* **Exercise directions**
Select the lines that contain "tiếp" and copy each of them.

[Source data]
■ ■ ■ ■ ■ ■ ■
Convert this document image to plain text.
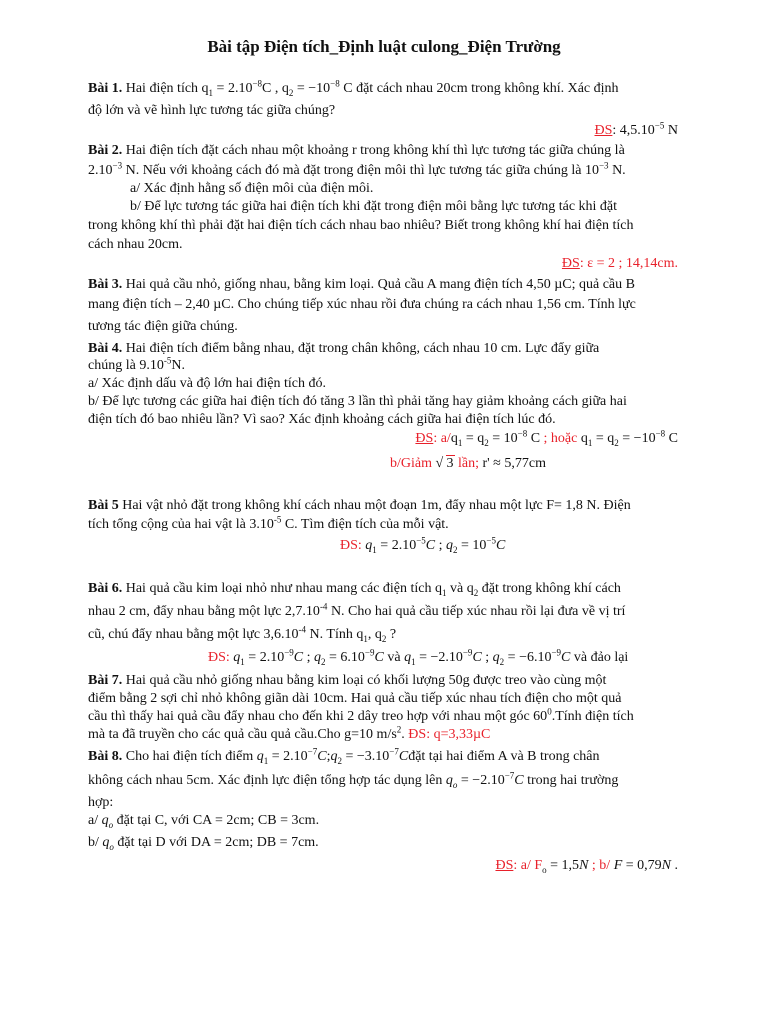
Bài tập Điện tích_Định luật culong_Điện Trường
Bài 1. Hai điện tích $q_1 = 2.10^{-8}C$ , $q_2 = -10^{-8}$ C đặt cách nhau 20cm trong không khí. Xác định
độ lớn và vẽ hình lực tương tác giữa chúng?
ĐS: $4,5.10^{-5}$ N
Bài 2. Hai điện tích đặt cách nhau một khoảng r trong không khí thì lực tương tác giữa chúng là
$2.10^{-3}$ N. Nếu với khoảng cách đó mà đặt trong điện môi thì lực tương tác giữa chúng là $10^{-3}$ N.
a/ Xác định hằng số điện môi của điện môi.
b/ Để lực tương tác giữa hai điện tích khi đặt trong điện môi bằng lực tương tác khi đặt
trong không khí thì phải đặt hai điện tích cách nhau bao nhiêu? Biết trong không khí hai điện tích
cách nhau 20cm.
ĐS: ε = 2 ; 14,14cm.
Bài 3. Hai quả cầu nhỏ, giống nhau, bằng kim loại. Quả cầu A mang điện tích 4,50 µC; quả cầu B
mang điện tích – 2,40 µC. Cho chúng tiếp xúc nhau rồi đưa chúng ra cách nhau 1,56 cm. Tính lực
tương tác điện giữa chúng.
Bài 4. Hai điện tích điểm bằng nhau, đặt trong chân không, cách nhau 10 cm. Lực đẩy giữa
chúng là $9.10^{-5}N$.
a/ Xác định dấu và độ lớn hai điện tích đó.
b/ Để lực tương các giữa hai điện tích đó tăng 3 lần thì phải tăng hay giảm khoảng cách giữa hai
điện tích đó bao nhiêu lần? Vì sao? Xác định khoảng cách giữa hai điện tích lúc đó.
ĐS: $a/q_1 = q_2 = 10^{-8}$ C ; hoặc $q_1 = q_2 = -10^{-8}$ C
b/Giảm √ 3 lần; r' ≈ 5,77cm
Bài 5 Hai vật nhỏ đặt trong không khí cách nhau một đoạn 1m, đẩy nhau một lực F= 1,8 N. Điện
tích tổng cộng của hai vật là $3.10^{-5}$ C. Tìm điện tích của mỗi vật.
ĐS: $q_1 = 2.10^{-5}C$ ; $q_2 = 10^{-5}C$
Bài 6. Hai quả cầu kim loại nhỏ như nhau mang các điện tích $q_1$ và $q_2$ đặt trong không khí cách
nhau 2 cm, đẩy nhau bằng một lực $2,7.10^{-4}$ N. Cho hai quả cầu tiếp xúc nhau rồi lại đưa về vị trí
cũ, chú đẩy nhau bằng một lực $3,6.10^{-4}$ N. Tính $q_1$, $q_2$ ?
ĐS: $q_1 = 2.10^{-9}C$ ; $q_2 = 6.10^{-9}C$ và $q_1 = -2.10^{-9}C$ ; $q_2 = -6.10^{-9}C$ và đảo lại
Bài 7. Hai quả cầu nhỏ giống nhau bằng kim loại có khối lượng 50g được treo vào cùng một
điểm bằng 2 sợi chỉ nhỏ không giãn dài 10cm. Hai quả cầu tiếp xúc nhau tích điện cho một quả
cầu thì thấy hai quả cầu đẩy nhau cho đến khi 2 dây treo hợp với nhau một góc $60^0.Tính$ điện tích
mà ta đã truyền cho các quả cầu quả cầu.Cho g=10 $m/s^2$. ĐS: q=3,33µC
Bài 8. Cho hai điện tích điểm $q_1$ = $2.10^{-7}C;q_2$ = $-3.10^{-7}Cđặt$ tại hai điểm A và B trong chân
không cách nhau 5cm. Xác định lực điện tổng hợp tác dụng lên $q_o = -2.10^{-7}C$ trong hai trường
hợp:
a/ $q_o$ đặt tại C, với CA = 2cm; CB = 3cm.
b/ $q_o$ đặt tại D với DA = 2cm; DB = 7cm.
ĐS: a/ $F_o = 1,5N$ ; b/ F = 0,79N .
■ ■ ■ ■ ■ ■ ■
* **Task response**
mang điện tích – 2,40 µC. Cho chúng tiếp xúc nhau rồi đưa chúng ra cách nhau 1,56 cm. Tính lực
nhau 2 cm, đẩy nhau bằng một lực $2,7.10^{-4}$ N. Cho hai quả cầu tiếp xúc nhau rồi lại đưa về vị trí
điểm bằng 2 sợi chỉ nhỏ không giãn dài 10cm. Hai quả cầu tiếp xúc nhau tích điện cho một quả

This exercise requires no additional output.